=== DO THIS ===
Copy down every line where the string "Nhiệm" shows up.

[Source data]

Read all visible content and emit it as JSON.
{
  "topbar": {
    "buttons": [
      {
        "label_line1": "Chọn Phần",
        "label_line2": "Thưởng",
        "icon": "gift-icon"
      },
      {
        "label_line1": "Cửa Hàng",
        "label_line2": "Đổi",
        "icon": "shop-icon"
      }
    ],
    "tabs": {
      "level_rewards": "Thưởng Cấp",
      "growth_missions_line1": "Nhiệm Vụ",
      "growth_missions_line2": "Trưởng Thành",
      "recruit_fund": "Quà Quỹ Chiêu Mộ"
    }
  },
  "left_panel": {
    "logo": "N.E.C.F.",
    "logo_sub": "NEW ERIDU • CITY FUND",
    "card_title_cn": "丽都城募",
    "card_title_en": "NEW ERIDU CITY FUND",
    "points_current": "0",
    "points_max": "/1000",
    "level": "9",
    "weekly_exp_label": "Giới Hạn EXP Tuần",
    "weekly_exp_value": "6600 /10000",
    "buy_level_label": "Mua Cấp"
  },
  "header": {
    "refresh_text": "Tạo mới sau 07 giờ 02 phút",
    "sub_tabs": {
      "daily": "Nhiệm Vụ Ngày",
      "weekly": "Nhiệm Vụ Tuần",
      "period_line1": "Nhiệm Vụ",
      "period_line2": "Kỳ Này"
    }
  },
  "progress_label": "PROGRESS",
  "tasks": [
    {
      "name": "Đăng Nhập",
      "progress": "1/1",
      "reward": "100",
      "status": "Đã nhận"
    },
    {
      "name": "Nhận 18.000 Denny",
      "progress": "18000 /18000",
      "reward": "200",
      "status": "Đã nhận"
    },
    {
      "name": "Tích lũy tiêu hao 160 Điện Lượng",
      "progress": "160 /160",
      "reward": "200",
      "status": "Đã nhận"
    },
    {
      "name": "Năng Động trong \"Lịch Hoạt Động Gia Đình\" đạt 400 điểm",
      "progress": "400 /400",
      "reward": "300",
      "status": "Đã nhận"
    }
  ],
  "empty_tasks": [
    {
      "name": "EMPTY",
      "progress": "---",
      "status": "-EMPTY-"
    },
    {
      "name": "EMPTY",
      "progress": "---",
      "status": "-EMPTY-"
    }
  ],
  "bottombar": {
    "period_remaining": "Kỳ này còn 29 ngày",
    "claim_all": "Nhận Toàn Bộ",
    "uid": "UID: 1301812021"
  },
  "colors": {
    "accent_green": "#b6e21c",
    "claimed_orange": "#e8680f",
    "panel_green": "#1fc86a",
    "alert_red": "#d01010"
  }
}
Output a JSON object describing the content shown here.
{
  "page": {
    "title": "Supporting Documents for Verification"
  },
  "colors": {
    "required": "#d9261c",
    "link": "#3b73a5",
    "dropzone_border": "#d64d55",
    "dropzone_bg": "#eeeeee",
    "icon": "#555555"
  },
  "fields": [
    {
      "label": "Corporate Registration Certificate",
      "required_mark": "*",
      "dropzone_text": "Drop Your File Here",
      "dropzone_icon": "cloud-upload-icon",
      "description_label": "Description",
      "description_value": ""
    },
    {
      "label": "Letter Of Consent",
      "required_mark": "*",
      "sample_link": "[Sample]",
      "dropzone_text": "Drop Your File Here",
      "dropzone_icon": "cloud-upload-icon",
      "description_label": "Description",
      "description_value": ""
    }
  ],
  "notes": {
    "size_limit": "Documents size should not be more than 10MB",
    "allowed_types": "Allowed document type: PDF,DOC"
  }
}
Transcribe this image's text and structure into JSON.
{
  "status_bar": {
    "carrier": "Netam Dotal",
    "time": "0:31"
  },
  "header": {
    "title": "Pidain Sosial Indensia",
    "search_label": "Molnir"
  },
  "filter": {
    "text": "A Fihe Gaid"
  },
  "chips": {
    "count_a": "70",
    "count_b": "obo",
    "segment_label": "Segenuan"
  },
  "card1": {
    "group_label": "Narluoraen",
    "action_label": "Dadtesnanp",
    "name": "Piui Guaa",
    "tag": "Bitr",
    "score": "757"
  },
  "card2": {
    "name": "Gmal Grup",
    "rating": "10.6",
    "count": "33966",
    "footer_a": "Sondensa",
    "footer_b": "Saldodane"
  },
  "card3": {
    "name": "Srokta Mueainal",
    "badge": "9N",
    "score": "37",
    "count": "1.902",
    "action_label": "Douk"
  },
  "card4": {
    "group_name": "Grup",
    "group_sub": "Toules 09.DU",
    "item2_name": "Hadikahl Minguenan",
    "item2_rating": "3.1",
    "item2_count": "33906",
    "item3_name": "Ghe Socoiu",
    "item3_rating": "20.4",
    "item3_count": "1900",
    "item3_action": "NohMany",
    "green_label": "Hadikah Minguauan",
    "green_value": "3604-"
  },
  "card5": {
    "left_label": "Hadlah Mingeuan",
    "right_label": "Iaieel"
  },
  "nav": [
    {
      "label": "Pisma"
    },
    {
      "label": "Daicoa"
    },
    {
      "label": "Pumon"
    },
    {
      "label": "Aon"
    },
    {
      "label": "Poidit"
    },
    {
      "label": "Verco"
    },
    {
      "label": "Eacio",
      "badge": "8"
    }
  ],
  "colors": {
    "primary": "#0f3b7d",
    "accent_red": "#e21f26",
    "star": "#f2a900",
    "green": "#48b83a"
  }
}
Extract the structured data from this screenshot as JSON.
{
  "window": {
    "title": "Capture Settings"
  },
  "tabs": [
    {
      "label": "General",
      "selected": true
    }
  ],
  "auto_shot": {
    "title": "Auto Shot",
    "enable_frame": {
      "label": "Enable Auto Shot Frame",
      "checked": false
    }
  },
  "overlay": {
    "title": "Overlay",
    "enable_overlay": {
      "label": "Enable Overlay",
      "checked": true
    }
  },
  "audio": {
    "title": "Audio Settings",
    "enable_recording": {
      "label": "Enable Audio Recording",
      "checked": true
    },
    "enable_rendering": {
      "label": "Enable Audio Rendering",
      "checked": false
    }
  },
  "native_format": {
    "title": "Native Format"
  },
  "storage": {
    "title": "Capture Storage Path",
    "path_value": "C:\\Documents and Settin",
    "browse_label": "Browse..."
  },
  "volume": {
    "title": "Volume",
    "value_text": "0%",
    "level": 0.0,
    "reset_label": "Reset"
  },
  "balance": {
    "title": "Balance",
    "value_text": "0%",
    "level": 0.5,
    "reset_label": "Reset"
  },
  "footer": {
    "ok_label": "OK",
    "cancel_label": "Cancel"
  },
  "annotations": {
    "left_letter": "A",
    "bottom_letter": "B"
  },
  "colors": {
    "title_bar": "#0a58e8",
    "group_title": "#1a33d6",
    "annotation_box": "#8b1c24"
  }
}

=== ANSWER TO THE EXERCISE ===
      "growth_missions_line1": "Nhiệm Vụ",
      "daily": "Nhiệm Vụ Ngày",
      "weekly": "Nhiệm Vụ Tuần",
      "period_line1": "Nhiệm Vụ",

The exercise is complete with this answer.